**Work instructions**
Reproduce the listing below exactly. Pictures do not belong in the copy.

**Exercise input**
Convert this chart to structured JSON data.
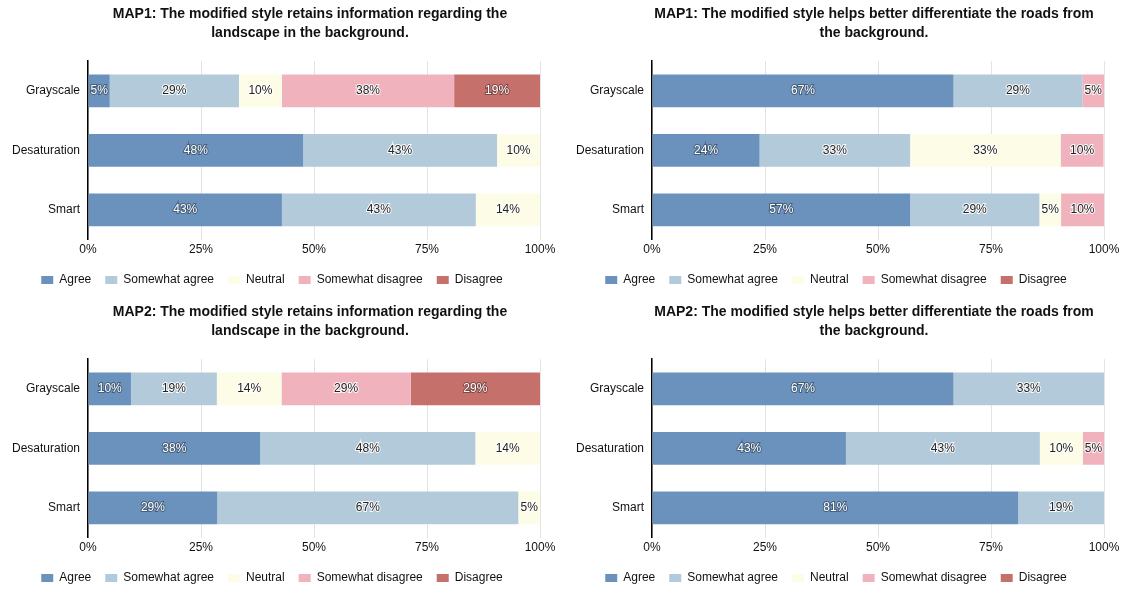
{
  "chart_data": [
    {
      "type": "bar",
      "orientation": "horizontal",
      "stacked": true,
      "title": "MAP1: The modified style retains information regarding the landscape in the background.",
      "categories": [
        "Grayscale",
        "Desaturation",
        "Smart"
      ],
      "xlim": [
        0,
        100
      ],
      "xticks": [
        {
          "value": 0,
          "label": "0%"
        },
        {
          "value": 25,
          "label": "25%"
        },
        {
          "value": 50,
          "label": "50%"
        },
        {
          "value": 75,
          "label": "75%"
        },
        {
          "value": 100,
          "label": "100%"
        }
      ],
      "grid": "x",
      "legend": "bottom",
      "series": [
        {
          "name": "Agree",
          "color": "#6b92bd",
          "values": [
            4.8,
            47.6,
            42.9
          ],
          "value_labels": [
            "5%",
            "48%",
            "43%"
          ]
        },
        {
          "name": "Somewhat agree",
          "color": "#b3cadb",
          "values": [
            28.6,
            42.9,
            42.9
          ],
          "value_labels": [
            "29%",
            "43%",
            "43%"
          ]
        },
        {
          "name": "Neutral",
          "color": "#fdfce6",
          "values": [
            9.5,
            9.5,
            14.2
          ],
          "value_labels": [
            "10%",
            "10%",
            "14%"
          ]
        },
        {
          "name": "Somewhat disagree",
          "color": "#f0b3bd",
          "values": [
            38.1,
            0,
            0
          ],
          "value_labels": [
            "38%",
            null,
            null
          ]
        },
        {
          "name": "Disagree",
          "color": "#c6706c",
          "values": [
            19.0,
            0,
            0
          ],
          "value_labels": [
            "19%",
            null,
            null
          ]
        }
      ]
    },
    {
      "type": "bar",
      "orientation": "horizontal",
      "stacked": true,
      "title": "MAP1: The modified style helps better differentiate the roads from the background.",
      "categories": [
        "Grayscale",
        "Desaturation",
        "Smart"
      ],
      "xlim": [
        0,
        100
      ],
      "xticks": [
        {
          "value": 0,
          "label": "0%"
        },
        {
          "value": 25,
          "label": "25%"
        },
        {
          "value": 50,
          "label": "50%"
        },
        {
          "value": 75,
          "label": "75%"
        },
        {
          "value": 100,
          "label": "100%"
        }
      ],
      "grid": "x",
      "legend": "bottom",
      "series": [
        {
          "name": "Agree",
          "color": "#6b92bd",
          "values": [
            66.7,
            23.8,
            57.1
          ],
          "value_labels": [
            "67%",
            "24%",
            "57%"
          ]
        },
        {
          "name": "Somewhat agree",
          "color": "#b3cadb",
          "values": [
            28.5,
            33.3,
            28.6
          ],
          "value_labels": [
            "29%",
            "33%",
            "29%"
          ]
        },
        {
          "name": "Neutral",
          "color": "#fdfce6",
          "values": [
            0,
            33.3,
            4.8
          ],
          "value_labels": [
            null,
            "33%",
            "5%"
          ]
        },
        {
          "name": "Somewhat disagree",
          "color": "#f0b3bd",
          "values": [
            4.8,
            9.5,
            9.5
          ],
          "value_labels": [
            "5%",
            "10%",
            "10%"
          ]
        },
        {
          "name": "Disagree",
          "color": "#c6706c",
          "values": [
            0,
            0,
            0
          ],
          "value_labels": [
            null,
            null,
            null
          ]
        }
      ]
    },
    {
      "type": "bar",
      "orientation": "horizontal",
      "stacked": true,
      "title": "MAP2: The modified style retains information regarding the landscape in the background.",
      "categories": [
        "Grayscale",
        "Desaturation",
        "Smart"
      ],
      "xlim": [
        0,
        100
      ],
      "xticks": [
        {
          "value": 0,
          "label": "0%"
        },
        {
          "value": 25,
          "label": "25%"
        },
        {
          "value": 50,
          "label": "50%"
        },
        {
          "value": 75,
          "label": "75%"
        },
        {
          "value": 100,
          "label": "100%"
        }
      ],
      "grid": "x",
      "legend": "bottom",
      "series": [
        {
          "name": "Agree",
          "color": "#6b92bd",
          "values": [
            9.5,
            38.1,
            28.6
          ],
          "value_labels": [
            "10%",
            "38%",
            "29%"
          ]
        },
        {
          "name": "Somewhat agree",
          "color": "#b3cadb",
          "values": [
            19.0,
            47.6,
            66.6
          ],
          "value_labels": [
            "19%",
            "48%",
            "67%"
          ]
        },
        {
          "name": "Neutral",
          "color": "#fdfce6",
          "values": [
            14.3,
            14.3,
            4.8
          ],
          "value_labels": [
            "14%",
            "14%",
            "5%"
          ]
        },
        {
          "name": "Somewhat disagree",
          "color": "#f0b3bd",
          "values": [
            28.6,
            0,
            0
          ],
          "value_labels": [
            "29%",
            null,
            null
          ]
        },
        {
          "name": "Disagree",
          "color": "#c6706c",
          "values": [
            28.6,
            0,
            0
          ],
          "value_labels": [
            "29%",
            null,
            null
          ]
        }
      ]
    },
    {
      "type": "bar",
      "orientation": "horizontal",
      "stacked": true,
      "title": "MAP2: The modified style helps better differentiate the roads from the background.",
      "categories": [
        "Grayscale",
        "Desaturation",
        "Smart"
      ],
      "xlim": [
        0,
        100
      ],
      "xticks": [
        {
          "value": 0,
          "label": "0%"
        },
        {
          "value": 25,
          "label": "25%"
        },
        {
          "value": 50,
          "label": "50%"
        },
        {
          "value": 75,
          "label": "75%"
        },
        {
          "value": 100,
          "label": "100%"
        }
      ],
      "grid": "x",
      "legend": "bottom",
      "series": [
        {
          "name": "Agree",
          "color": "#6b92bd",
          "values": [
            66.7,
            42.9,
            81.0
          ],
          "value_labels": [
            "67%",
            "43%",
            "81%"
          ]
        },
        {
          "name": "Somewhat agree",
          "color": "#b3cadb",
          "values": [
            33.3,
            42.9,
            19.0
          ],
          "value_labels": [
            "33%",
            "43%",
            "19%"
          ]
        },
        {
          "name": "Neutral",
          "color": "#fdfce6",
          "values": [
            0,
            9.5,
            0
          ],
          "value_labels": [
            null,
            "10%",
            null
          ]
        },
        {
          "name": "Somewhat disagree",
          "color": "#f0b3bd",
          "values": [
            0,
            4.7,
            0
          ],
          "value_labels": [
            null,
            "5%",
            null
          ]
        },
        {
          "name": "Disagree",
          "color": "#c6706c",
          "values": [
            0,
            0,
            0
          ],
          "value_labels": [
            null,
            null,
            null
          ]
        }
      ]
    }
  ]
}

**Completed task**
Convert this chart to structured JSON data.
{
  "chart_data": [
    {
      "type": "bar",
      "orientation": "horizontal",
      "stacked": true,
      "title": "MAP1: The modified style retains information regarding the landscape in the background.",
      "categories": [
        "Grayscale",
        "Desaturation",
        "Smart"
      ],
      "xlim": [
        0,
        100
      ],
      "xticks": [
        {
          "value": 0,
          "label": "0%"
        },
        {
          "value": 25,
          "label": "25%"
        },
        {
          "value": 50,
          "label": "50%"
        },
        {
          "value": 75,
          "label": "75%"
        },
        {
          "value": 100,
          "label": "100%"
        }
      ],
      "grid": "x",
      "legend": "bottom",
      "series": [
        {
          "name": "Agree",
          "color": "#6b92bd",
          "values": [
            4.8,
            47.6,
            42.9
          ],
          "value_labels": [
            "5%",
            "48%",
            "43%"
          ]
        },
        {
          "name": "Somewhat agree",
          "color": "#b3cadb",
          "values": [
            28.6,
            42.9,
            42.9
          ],
          "value_labels": [
            "29%",
            "43%",
            "43%"
          ]
        },
        {
          "name": "Neutral",
          "color": "#fdfce6",
          "values": [
            9.5,
            9.5,
            14.2
          ],
          "value_labels": [
            "10%",
            "10%",
            "14%"
          ]
        },
        {
          "name": "Somewhat disagree",
          "color": "#f0b3bd",
          "values": [
            38.1,
            0,
            0
          ],
          "value_labels": [
            "38%",
            null,
            null
          ]
        },
        {
          "name": "Disagree",
          "color": "#c6706c",
          "values": [
            19.0,
            0,
            0
          ],
          "value_labels": [
            "19%",
            null,
            null
          ]
        }
      ]
    },
    {
      "type": "bar",
      "orientation": "horizontal",
      "stacked": true,
      "title": "MAP1: The modified style helps better differentiate the roads from the background.",
      "categories": [
        "Grayscale",
        "Desaturation",
        "Smart"
      ],
      "xlim": [
        0,
        100
      ],
      "xticks": [
        {
          "value": 0,
          "label": "0%"
        },
        {
          "value": 25,
          "label": "25%"
        },
        {
          "value": 50,
          "label": "50%"
        },
        {
          "value": 75,
          "label": "75%"
        },
        {
          "value": 100,
          "label": "100%"
        }
      ],
      "grid": "x",
      "legend": "bottom",
      "series": [
        {
          "name": "Agree",
          "color": "#6b92bd",
          "values": [
            66.7,
            23.8,
            57.1
          ],
          "value_labels": [
            "67%",
            "24%",
            "57%"
          ]
        },
        {
          "name": "Somewhat agree",
          "color": "#b3cadb",
          "values": [
            28.5,
            33.3,
            28.6
          ],
          "value_labels": [
            "29%",
            "33%",
            "29%"
          ]
        },
        {
          "name": "Neutral",
          "color": "#fdfce6",
          "values": [
            0,
            33.3,
            4.8
          ],
          "value_labels": [
            null,
            "33%",
            "5%"
          ]
        },
        {
          "name": "Somewhat disagree",
          "color": "#f0b3bd",
          "values": [
            4.8,
            9.5,
            9.5
          ],
          "value_labels": [
            "5%",
            "10%",
            "10%"
          ]
        },
        {
          "name": "Disagree",
          "color": "#c6706c",
          "values": [
            0,
            0,
            0
          ],
          "value_labels": [
            null,
            null,
            null
          ]
        }
      ]
    },
    {
      "type": "bar",
      "orientation": "horizontal",
      "stacked": true,
      "title": "MAP2: The modified style retains information regarding the landscape in the background.",
      "categories": [
        "Grayscale",
        "Desaturation",
        "Smart"
      ],
      "xlim": [
        0,
        100
      ],
      "xticks": [
        {
          "value": 0,
          "label": "0%"
        },
        {
          "value": 25,
          "label": "25%"
        },
        {
          "value": 50,
          "label": "50%"
        },
        {
          "value": 75,
          "label": "75%"
        },
        {
          "value": 100,
          "label": "100%"
        }
      ],
      "grid": "x",
      "legend": "bottom",
      "series": [
        {
          "name": "Agree",
          "color": "#6b92bd",
          "values": [
            9.5,
            38.1,
            28.6
          ],
          "value_labels": [
            "10%",
            "38%",
            "29%"
          ]
        },
        {
          "name": "Somewhat agree",
          "color": "#b3cadb",
          "values": [
            19.0,
            47.6,
            66.6
          ],
          "value_labels": [
            "19%",
            "48%",
            "67%"
          ]
        },
        {
          "name": "Neutral",
          "color": "#fdfce6",
          "values": [
            14.3,
            14.3,
            4.8
          ],
          "value_labels": [
            "14%",
            "14%",
            "5%"
          ]
        },
        {
          "name": "Somewhat disagree",
          "color": "#f0b3bd",
          "values": [
            28.6,
            0,
            0
          ],
          "value_labels": [
            "29%",
            null,
            null
          ]
        },
        {
          "name": "Disagree",
          "color": "#c6706c",
          "values": [
            28.6,
            0,
            0
          ],
          "value_labels": [
            "29%",
            null,
            null
          ]
        }
      ]
    },
    {
      "type": "bar",
      "orientation": "horizontal",
      "stacked": true,
      "title": "MAP2: The modified style helps better differentiate the roads from the background.",
      "categories": [
        "Grayscale",
        "Desaturation",
        "Smart"
      ],
      "xlim": [
        0,
        100
      ],
      "xticks": [
        {
          "value": 0,
          "label": "0%"
        },
        {
          "value": 25,
          "label": "25%"
        },
        {
          "value": 50,
          "label": "50%"
        },
        {
          "value": 75,
          "label": "75%"
        },
        {
          "value": 100,
          "label": "100%"
        }
      ],
      "grid": "x",
      "legend": "bottom",
      "series": [
        {
          "name": "Agree",
          "color": "#6b92bd",
          "values": [
            66.7,
            42.9,
            81.0
          ],
          "value_labels": [
            "67%",
            "43%",
            "81%"
          ]
        },
        {
          "name": "Somewhat agree",
          "color": "#b3cadb",
          "values": [
            33.3,
            42.9,
            19.0
          ],
          "value_labels": [
            "33%",
            "43%",
            "19%"
          ]
        },
        {
          "name": "Neutral",
          "color": "#fdfce6",
          "values": [
            0,
            9.5,
            0
          ],
          "value_labels": [
            null,
            "10%",
            null
          ]
        },
        {
          "name": "Somewhat disagree",
          "color": "#f0b3bd",
          "values": [
            0,
            4.7,
            0
          ],
          "value_labels": [
            null,
            "5%",
            null
          ]
        },
        {
          "name": "Disagree",
          "color": "#c6706c",
          "values": [
            0,
            0,
            0
          ],
          "value_labels": [
            null,
            null,
            null
          ]
        }
      ]
    }
  ]
}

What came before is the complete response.